What to produce - Extract every line that contains the word "cherry".

__________

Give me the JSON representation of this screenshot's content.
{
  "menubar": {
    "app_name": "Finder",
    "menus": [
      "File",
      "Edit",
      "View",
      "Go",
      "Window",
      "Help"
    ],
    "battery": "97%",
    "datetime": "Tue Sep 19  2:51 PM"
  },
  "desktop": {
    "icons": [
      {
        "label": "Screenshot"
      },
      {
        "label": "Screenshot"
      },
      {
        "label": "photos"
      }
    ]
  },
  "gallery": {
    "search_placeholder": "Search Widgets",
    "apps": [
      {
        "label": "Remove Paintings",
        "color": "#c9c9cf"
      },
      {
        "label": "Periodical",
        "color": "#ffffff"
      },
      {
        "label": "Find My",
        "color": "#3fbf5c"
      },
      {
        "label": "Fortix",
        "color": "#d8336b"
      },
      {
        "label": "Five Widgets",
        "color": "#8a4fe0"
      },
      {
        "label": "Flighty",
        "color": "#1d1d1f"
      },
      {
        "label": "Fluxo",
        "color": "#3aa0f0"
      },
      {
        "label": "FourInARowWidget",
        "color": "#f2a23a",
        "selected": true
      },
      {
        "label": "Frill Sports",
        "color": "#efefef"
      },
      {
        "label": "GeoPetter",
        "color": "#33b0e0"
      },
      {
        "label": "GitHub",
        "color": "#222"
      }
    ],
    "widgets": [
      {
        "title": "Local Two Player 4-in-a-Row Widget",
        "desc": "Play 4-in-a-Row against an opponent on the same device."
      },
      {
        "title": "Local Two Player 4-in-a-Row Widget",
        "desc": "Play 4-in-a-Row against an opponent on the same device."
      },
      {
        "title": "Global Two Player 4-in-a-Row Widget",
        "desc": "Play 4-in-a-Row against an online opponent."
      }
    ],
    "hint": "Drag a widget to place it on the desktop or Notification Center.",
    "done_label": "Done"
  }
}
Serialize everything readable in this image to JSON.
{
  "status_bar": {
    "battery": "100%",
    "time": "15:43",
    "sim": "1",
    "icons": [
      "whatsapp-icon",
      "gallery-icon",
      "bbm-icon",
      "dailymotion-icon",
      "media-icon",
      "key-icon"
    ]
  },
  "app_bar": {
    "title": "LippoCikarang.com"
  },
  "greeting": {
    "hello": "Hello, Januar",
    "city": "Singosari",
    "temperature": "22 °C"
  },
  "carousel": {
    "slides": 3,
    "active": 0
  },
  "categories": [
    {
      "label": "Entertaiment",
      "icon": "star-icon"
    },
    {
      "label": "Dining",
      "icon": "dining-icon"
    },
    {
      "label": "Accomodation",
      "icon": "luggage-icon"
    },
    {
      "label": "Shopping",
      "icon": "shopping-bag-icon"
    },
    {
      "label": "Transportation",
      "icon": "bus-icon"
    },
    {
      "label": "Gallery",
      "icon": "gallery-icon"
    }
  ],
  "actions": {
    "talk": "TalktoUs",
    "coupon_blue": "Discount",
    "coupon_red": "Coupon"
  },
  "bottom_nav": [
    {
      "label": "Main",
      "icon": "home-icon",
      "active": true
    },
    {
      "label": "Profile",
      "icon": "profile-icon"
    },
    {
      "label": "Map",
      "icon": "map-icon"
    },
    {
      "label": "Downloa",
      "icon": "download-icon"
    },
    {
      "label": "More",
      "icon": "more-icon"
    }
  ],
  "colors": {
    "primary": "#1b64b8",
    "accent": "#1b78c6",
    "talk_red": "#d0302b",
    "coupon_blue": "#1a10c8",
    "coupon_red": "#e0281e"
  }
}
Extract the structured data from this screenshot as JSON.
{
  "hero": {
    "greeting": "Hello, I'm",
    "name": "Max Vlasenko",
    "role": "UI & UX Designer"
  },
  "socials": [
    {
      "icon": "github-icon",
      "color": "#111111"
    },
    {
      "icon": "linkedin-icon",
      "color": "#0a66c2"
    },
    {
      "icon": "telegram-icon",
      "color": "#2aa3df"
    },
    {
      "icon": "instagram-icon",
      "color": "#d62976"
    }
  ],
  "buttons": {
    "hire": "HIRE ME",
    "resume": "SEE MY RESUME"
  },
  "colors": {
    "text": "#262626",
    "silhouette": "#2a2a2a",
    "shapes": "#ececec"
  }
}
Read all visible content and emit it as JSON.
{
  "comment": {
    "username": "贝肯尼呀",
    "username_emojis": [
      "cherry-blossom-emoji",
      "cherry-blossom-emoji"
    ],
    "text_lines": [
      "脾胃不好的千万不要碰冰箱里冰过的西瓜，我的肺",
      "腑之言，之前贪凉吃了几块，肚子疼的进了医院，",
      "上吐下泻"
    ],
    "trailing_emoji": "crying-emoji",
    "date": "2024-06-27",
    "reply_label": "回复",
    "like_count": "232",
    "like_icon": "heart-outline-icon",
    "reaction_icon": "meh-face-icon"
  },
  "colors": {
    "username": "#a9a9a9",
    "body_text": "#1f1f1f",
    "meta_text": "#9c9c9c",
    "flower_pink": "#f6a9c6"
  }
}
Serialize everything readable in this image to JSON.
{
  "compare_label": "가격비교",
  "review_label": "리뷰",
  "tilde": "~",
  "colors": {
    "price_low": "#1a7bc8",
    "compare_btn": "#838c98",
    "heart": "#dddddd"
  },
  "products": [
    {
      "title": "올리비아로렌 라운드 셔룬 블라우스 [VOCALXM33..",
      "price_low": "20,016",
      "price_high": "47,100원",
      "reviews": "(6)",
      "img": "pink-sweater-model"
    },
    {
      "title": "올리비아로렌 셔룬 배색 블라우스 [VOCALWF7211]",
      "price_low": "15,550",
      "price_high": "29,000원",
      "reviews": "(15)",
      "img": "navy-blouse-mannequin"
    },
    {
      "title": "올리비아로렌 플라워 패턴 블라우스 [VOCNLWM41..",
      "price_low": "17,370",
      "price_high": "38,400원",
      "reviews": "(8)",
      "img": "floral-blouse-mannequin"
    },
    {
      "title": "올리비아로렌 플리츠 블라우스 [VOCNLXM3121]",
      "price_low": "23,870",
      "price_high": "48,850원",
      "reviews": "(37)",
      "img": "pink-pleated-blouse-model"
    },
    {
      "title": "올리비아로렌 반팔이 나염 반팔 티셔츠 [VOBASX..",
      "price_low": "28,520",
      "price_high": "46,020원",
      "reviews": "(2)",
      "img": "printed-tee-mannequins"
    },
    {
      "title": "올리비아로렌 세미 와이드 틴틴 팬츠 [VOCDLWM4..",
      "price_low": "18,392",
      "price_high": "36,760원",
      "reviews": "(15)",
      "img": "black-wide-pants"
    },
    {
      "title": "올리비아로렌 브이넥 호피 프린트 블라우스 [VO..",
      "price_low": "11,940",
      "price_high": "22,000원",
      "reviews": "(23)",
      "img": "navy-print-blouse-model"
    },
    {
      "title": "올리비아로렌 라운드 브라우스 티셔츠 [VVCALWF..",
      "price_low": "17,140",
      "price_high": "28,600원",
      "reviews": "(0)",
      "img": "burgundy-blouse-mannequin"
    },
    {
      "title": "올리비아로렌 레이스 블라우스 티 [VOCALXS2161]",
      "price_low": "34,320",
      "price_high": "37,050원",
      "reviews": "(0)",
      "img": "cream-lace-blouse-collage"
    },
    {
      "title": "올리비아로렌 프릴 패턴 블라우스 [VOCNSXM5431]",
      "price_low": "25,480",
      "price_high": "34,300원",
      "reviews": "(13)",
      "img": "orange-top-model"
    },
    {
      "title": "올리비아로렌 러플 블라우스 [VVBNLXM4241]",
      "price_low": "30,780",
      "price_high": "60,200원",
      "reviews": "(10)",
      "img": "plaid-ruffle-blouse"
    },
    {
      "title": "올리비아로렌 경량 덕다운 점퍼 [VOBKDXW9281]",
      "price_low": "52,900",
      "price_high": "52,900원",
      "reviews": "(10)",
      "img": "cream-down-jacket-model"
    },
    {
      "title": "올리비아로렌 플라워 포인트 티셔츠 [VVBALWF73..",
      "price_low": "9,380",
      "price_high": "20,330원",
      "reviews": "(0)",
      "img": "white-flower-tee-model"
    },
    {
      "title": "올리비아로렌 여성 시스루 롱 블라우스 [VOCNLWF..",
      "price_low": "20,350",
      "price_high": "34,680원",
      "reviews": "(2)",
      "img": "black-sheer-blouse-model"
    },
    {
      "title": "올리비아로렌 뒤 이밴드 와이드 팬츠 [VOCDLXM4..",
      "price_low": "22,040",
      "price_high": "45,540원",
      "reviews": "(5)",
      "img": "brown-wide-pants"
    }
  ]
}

__________

Task result -
      "cherry-blossom-emoji",
      "cherry-blossom-emoji"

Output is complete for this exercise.